--- start SUPPLIED DATA ---
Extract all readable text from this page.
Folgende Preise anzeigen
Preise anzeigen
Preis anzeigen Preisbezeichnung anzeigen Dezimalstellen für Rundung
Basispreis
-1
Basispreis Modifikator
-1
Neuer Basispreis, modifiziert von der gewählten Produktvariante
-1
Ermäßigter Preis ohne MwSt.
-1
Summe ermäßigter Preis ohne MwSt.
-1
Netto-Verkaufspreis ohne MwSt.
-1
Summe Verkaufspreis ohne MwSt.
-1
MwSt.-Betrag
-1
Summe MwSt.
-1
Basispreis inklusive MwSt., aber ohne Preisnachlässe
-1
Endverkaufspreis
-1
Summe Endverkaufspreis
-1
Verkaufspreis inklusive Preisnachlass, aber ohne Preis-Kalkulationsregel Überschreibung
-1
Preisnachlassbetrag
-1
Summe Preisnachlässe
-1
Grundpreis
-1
--- end SUPPLIED DATA ---
Count the lines in the records above that contain the word "inklusive", and reply with only that number.

§ **ANSWER TO THIS TASK**
2